• [Task details]: Without any pictures, reproduce exactly the lines running from the line containing "What text is on this page?" through the end of the entries.

● ● ● ●

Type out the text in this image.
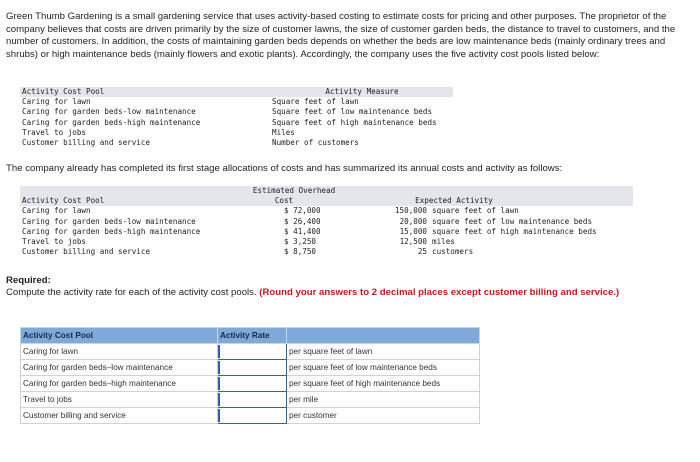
Green Thumb Gardening is a small gardening service that uses activity-based costing to estimate costs for pricing and other purposes. The proprietor of the company believes that costs are driven primarily by the size of customer lawns, the size of customer garden beds, the distance to travel to customers, and the number of customers. In addition, the costs of maintaining garden beds depends on whether the beds are low maintenance beds (mainly ordinary trees and shrubs) or high maintenance beds (mainly flowers and exotic plants). Accordingly, the company uses the five activity cost pools listed below:
Activity Cost Pool	Activity Measure
Caring for lawn	Square feet of lawn
Caring for garden beds-low maintenance	Square feet of low maintenance beds
Caring for garden beds-high maintenance	Square feet of high maintenance beds
Travel to jobs	Miles
Customer billing and service	Number of customers
The company already has completed its first stage allocations of costs and has summarized its annual costs and activity as follows:
Estimated Overhead
Activity Cost Pool	Cost	Expected Activity
Caring for lawn	$ 72,000	150,000 square feet of lawn
Caring for garden beds-low maintenance	$ 26,400	20,000 square feet of low maintenance beds
Caring for garden beds-high maintenance	$ 41,400	15,000 square feet of high maintenance beds
Travel to jobs	$ 3,250	12,500 miles
Customer billing and service	$ 8,750	25 customers
Required:
Compute the activity rate for each of the activity cost pools. (Round your answers to 2 decimal places except customer billing and service.)
Activity Cost Pool	Activity Rate	
Caring for lawn		per square feet of lawn
Caring for garden beds–low maintenance		per square feet of low maintenance beds
Caring for garden beds–high maintenance		per square feet of high maintenance beds
Travel to jobs		per mile
Customer billing and service		per customer
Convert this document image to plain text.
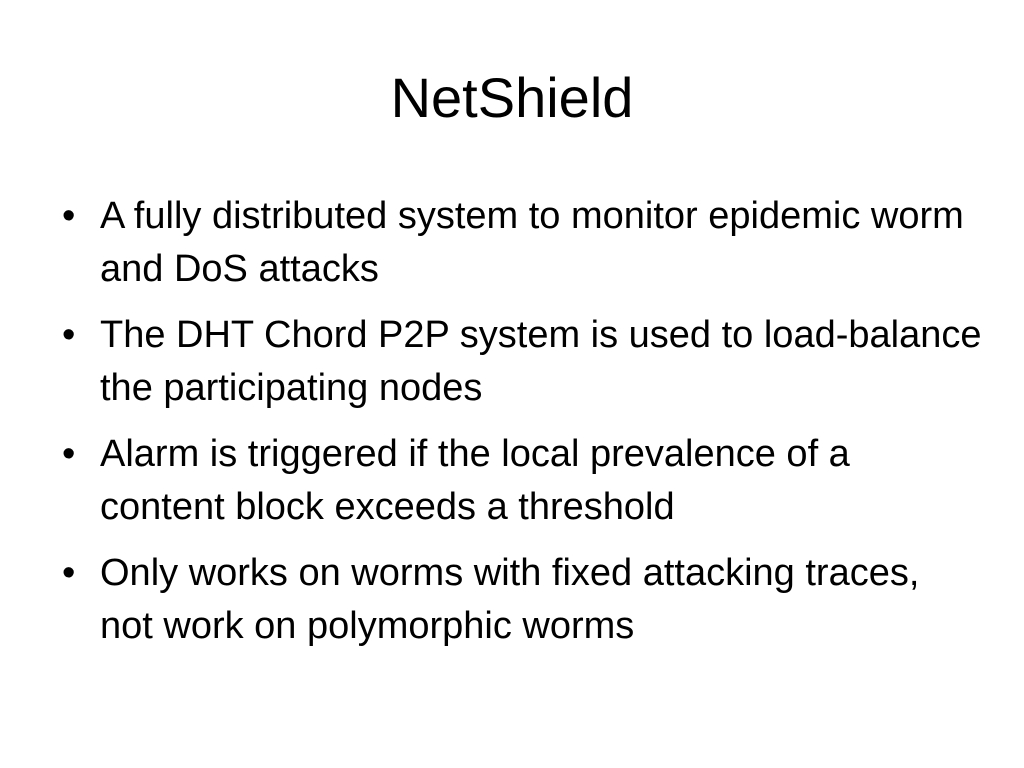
NetShield
• A fully distributed system to monitor epidemic worm and DoS attacks
• The DHT Chord P2P system is used to load-balance the participating nodes
• Alarm is triggered if the local prevalence of a content block exceeds a threshold
• Only works on worms with fixed attacking traces, not work on polymorphic worms
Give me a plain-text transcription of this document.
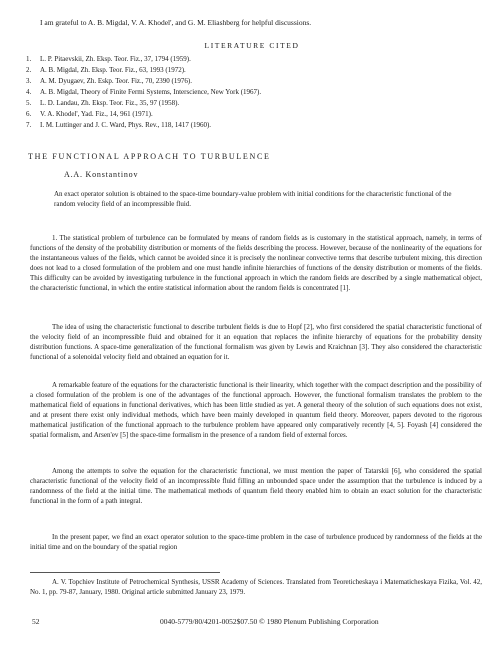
I am grateful to A. B. Migdal, V. A. Khodel', and G. M. Eliashberg for helpful discussions.

LITERATURE CITED
1. L. P. Pitaevskii, Zh. Eksp. Teor. Fiz., 37, 1794 (1959).
2. A. B. Migdal, Zh. Eksp. Teor. Fiz., 63, 1993 (1972).
3. A. M. Dyugaev, Zh. Eskp. Teor. Fiz., 70, 2390 (1976).
4. A. B. Migdal, Theory of Finite Fermi Systems, Interscience, New York (1967).
5. L. D. Landau, Zh. Eksp. Teor. Fiz., 35, 97 (1958).
6. V. A. Khodel', Yad. Fiz., 14, 961 (1971).
7. I. M. Luttinger and J. C. Ward, Phys. Rev., 118, 1417 (1960).
THE FUNCTIONAL APPROACH TO TURBULENCE
A.A. Konstantinov

An exact operator solution is obtained to the space-time boundary-value problem with initial conditions for the characteristic functional of the random velocity field of an incompressible fluid.

1. The statistical problem of turbulence can be formulated by means of random fields as is customary in the statistical approach, namely, in terms of functions of the density of the probability distribution or moments of the fields describing the process. However, because of the nonlinearity of the equations for the instantaneous values of the fields, which cannot be avoided since it is precisely the nonlinear convective terms that describe turbulent mixing, this direction does not lead to a closed formulation of the problem and one must handle infinite hierarchies of functions of the density distribution or moments of the fields. This difficulty can be avoided by investigating turbulence in the functional approach in which the random fields are described by a single mathematical object, the characteristic functional, in which the entire statistical information about the random fields is concentrated [1].

The idea of using the characteristic functional to describe turbulent fields is due to Hopf [2], who first considered the spatial characteristic functional of the velocity field of an incompressible fluid and obtained for it an equation that replaces the infinite hierarchy of equations for the probability density distribution functions. A space-time generalization of the functional formalism was given by Lewis and Kraichnan [3]. They also considered the characteristic functional of a solenoidal velocity field and obtained an equation for it.

A remarkable feature of the equations for the characteristic functional is their linearity, which together with the compact description and the possibility of a closed formulation of the problem is one of the advantages of the functional approach. However, the functional formalism translates the problem to the mathematical field of equations in functional derivatives, which has been little studied as yet. A general theory of the solution of such equations does not exist, and at present there exist only individual methods, which have been mainly developed in quantum field theory. Moreover, papers devoted to the rigorous mathematical justification of the functional approach to the turbulence problem have appeared only comparatively recently [4, 5]. Foyash [4] considered the spatial formalism, and Arsen'ev [5] the space-time formalism in the presence of a random field of external forces.

Among the attempts to solve the equation for the characteristic functional, we must mention the paper of Tatarskii [6], who considered the spatial characteristic functional of the velocity field of an incompressible fluid filling an unbounded space under the assumption that the turbulence is induced by a randomness of the field at the initial time. The mathematical methods of quantum field theory enabled him to obtain an exact solution for the characteristic functional in the form of a path integral.

In the present paper, we find an exact operator solution to the space-time problem in the case of turbulence produced by randomness of the fields at the initial time and on the boundary of the spatial region

A. V. Topchiev Institute of Petrochemical Synthesis, USSR Academy of Sciences. Translated from Teoreticheskaya i Matematicheskaya Fizika, Vol. 42, No. 1, pp. 79-87, January, 1980. Original article submitted January 23, 1979.

52	0040-5779/80/4201-0052$07.50 © 1980 Plenum Publishing Corporation
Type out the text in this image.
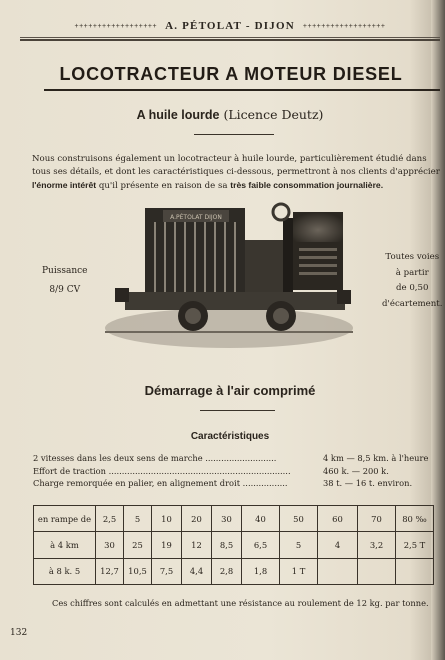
++++++++++++++++++ A. PÉTOLAT - DIJON ++++++++++++++++++
LOCOTRACTEUR A MOTEUR DIESEL
A huile lourde (Licence Deutz)
Nous construisons également un locotracteur à huile lourde, particulièrement étudié dans tous ses détails, et dont les caractéristiques ci-dessous, permettront à nos clients d'apprécier l'énorme intérêt qu'il présente en raison de sa très faible consommation journalière.
Puissance
8/9 CV
Toutes voies
à partir
de 0,50
d'écartement.
A.PÉTOLAT DIJON
Démarrage à l'air comprimé
Caractéristiques
2 vitesses dans les deux sens de marche ...........................	4 km — 8,5 km. à l'heure
Effort de traction .....................................................................	460 k. — 200 k.
Charge remorquée en palier, en alignement droit .................	38 t. — 16 t. environ.
en rampe de	2,5	5	10	20	30	40	50	60	70	80 ‰
à 4 km	30	25	19	12	8,5	6,5	5	4	3,2	2,5 T
à 8 k. 5	12,7	10,5	7,5	4,4	2,8	1,8	1 T			
Ces chiffres sont calculés en admettant une résistance au roulement de 12 kg. par tonne.
132
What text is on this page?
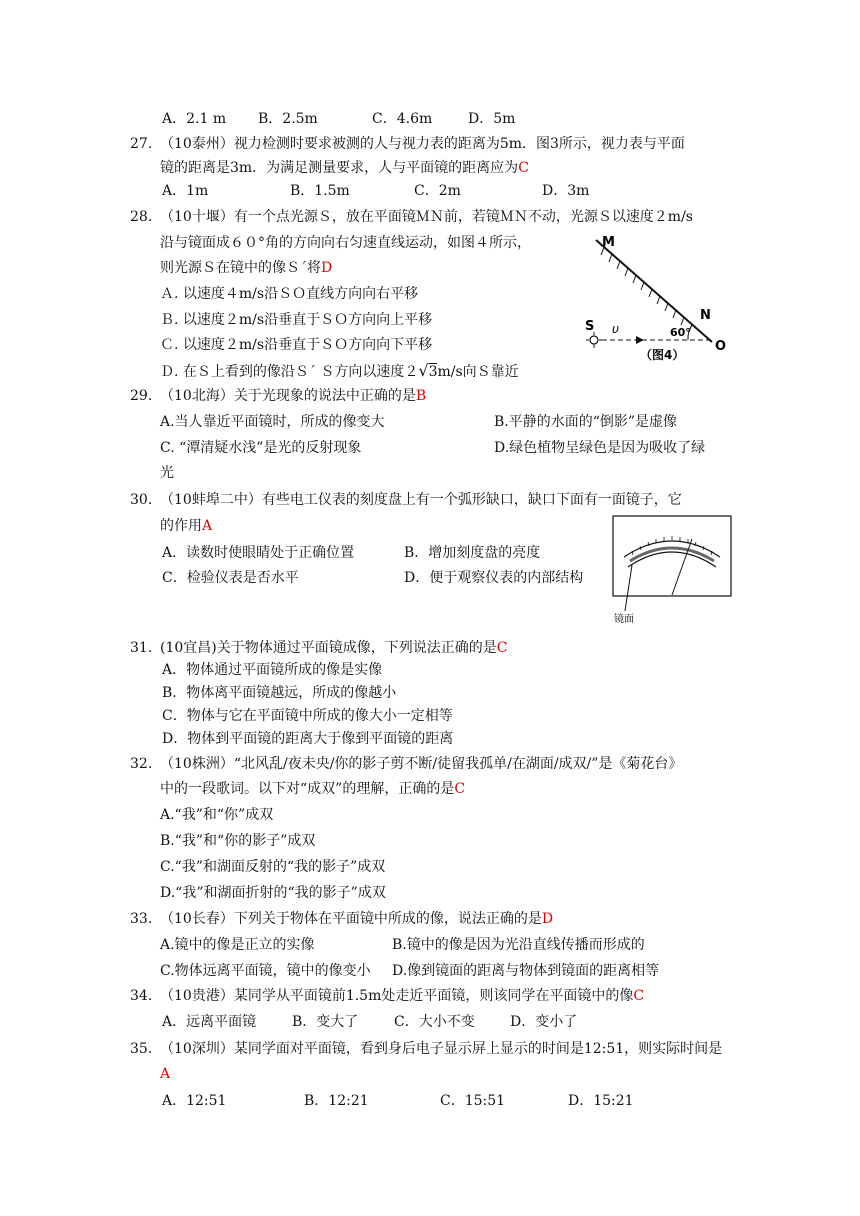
A．2.1 m B．2.5m	C．4.6m	D．5m
27. （10泰州）视力检测时要求被测的人与视力表的距离为5m．图3所示，视力表与平面
镜的距离是3m．为满足测量要求，人与平面镜的距离应为C
A．1m	B．1.5m	C．2m	D．3m
28. （10十堰）有一个点光源Ｓ，放在平面镜ＭＮ前，若镜ＭＮ不动，光源Ｓ以速度２m/s
沿与镜面成６０°角的方向向右匀速直线运动，如图４所示，
则光源Ｓ在镜中的像Ｓˊ将D
Ａ. 以速度４m/s沿ＳＯ直线方向向右平移
Ｂ. 以速度２m/s沿垂直于ＳＯ方向向上平移
Ｃ. 以速度２m/s沿垂直于ＳＯ方向向下平移
Ｄ. 在Ｓ上看到的像沿Ｓˊ Ｓ方向以速度２√3m/s向Ｓ靠近
M
N
S υ	60°
O
（图4）
29. （10北海）关于光现象的说法中正确的是B
A.当人靠近平面镜时，所成的像变大	B.平静的水面的“倒影”是虚像
C. “潭清疑水浅”是光的反射现象	D.绿色植物呈绿色是因为吸收了绿
光
30. （10蚌埠二中）有些电工仪表的刻度盘上有一个弧形缺口，缺口下面有一面镜子，它
的作用A
A．读数时使眼睛处于正确位置	B．增加刻度盘的亮度
C．检验仪表是否水平	D．便于观察仪表的内部结构
镜面
31. (10宜昌)关于物体通过平面镜成像，下列说法正确的是C
A．物体通过平面镜所成的像是实像
B．物体离平面镜越远，所成的像越小
C．物体与它在平面镜中所成的像大小一定相等
D．物体到平面镜的距离大于像到平面镜的距离
32. （10株洲）“北风乱/夜未央/你的影子剪不断/徒留我孤单/在湖面/成双/”是《菊花台》
中的一段歌词。以下对“成双”的理解，正确的是C
A.“我”和“你”成双
B.“我”和“你的影子”成双
C.“我”和湖面反射的“我的影子”成双
D.“我”和湖面折射的“我的影子”成双
33. （10长春）下列关于物体在平面镜中所成的像，说法正确的是D
A.镜中的像是正立的实像	B.镜中的像是因为光沿直线传播而形成的
C.物体远离平面镜，镜中的像变小 D.像到镜面的距离与物体到镜面的距离相等
34. （10贵港）某同学从平面镜前1.5m处走近平面镜，则该同学在平面镜中的像C
A．远离平面镜	B．变大了	C．大小不变	D．变小了
35. （10深圳）某同学面对平面镜，看到身后电子显示屏上显示的时间是12:51，则实际时间是
A
A．12:51	B．12:21	C．15:51	D．15:21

● ● ● ●

• [Solution for this problem]:
What text is on this page?
A．2.1 m B．2.5m	C．4.6m	D．5m
27. （10泰州）视力检测时要求被测的人与视力表的距离为5m．图3所示，视力表与平面
镜的距离是3m．为满足测量要求，人与平面镜的距离应为C
A．1m	B．1.5m	C．2m	D．3m
28. （10十堰）有一个点光源Ｓ，放在平面镜ＭＮ前，若镜ＭＮ不动，光源Ｓ以速度２m/s
沿与镜面成６０°角的方向向右匀速直线运动，如图４所示，
则光源Ｓ在镜中的像Ｓˊ将D
Ａ. 以速度４m/s沿ＳＯ直线方向向右平移
Ｂ. 以速度２m/s沿垂直于ＳＯ方向向上平移
Ｃ. 以速度２m/s沿垂直于ＳＯ方向向下平移
Ｄ. 在Ｓ上看到的像沿Ｓˊ Ｓ方向以速度２√3m/s向Ｓ靠近
M
N
S υ	60°
O
（图4）
29. （10北海）关于光现象的说法中正确的是B
A.当人靠近平面镜时，所成的像变大	B.平静的水面的“倒影”是虚像
C. “潭清疑水浅”是光的反射现象	D.绿色植物呈绿色是因为吸收了绿
光
30. （10蚌埠二中）有些电工仪表的刻度盘上有一个弧形缺口，缺口下面有一面镜子，它
的作用A
A．读数时使眼睛处于正确位置	B．增加刻度盘的亮度
C．检验仪表是否水平	D．便于观察仪表的内部结构
镜面
31. (10宜昌)关于物体通过平面镜成像，下列说法正确的是C
A．物体通过平面镜所成的像是实像
B．物体离平面镜越远，所成的像越小
C．物体与它在平面镜中所成的像大小一定相等
D．物体到平面镜的距离大于像到平面镜的距离
32. （10株洲）“北风乱/夜未央/你的影子剪不断/徒留我孤单/在湖面/成双/”是《菊花台》
中的一段歌词。以下对“成双”的理解，正确的是C
A.“我”和“你”成双
B.“我”和“你的影子”成双
C.“我”和湖面反射的“我的影子”成双
D.“我”和湖面折射的“我的影子”成双
33. （10长春）下列关于物体在平面镜中所成的像，说法正确的是D
A.镜中的像是正立的实像	B.镜中的像是因为光沿直线传播而形成的
C.物体远离平面镜，镜中的像变小 D.像到镜面的距离与物体到镜面的距离相等
34. （10贵港）某同学从平面镜前1.5m处走近平面镜，则该同学在平面镜中的像C
A．远离平面镜	B．变大了	C．大小不变	D．变小了
35. （10深圳）某同学面对平面镜，看到身后电子显示屏上显示的时间是12:51，则实际时间是
A
A．12:51	B．12:21	C．15:51	D．15:21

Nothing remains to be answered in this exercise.